Data records
※

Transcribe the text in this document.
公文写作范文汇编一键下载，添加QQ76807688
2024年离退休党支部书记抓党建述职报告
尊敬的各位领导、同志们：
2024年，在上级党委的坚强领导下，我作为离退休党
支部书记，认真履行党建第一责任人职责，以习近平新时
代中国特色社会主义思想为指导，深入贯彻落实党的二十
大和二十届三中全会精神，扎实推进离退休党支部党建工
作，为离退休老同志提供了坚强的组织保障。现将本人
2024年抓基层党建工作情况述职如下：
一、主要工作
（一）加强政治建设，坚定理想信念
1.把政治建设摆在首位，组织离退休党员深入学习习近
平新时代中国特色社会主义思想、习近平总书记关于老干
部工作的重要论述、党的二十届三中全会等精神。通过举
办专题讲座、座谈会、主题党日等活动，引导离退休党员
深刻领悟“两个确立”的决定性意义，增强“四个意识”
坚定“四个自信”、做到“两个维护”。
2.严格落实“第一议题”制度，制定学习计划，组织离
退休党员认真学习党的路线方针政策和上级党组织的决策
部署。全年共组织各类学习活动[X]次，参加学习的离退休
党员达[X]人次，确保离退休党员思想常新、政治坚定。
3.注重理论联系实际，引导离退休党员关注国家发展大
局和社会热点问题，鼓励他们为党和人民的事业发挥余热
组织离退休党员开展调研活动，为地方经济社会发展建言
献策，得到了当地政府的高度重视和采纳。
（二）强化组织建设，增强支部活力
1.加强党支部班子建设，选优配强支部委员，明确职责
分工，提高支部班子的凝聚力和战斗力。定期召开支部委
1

※

• **Given problem**
Each line of the material should be echoed exactly.

• **Answer to the task**
Transcribe the text in this document.
公文写作范文汇编一键下载，添加QQ76807688
2024年离退休党支部书记抓党建述职报告
尊敬的各位领导、同志们：
2024年，在上级党委的坚强领导下，我作为离退休党
支部书记，认真履行党建第一责任人职责，以习近平新时
代中国特色社会主义思想为指导，深入贯彻落实党的二十
大和二十届三中全会精神，扎实推进离退休党支部党建工
作，为离退休老同志提供了坚强的组织保障。现将本人
2024年抓基层党建工作情况述职如下：
一、主要工作
（一）加强政治建设，坚定理想信念
1.把政治建设摆在首位，组织离退休党员深入学习习近
平新时代中国特色社会主义思想、习近平总书记关于老干
部工作的重要论述、党的二十届三中全会等精神。通过举
办专题讲座、座谈会、主题党日等活动，引导离退休党员
深刻领悟“两个确立”的决定性意义，增强“四个意识”
坚定“四个自信”、做到“两个维护”。
2.严格落实“第一议题”制度，制定学习计划，组织离
退休党员认真学习党的路线方针政策和上级党组织的决策
部署。全年共组织各类学习活动[X]次，参加学习的离退休
党员达[X]人次，确保离退休党员思想常新、政治坚定。
3.注重理论联系实际，引导离退休党员关注国家发展大
局和社会热点问题，鼓励他们为党和人民的事业发挥余热
组织离退休党员开展调研活动，为地方经济社会发展建言
献策，得到了当地政府的高度重视和采纳。
（二）强化组织建设，增强支部活力
1.加强党支部班子建设，选优配强支部委员，明确职责
分工，提高支部班子的凝聚力和战斗力。定期召开支部委
1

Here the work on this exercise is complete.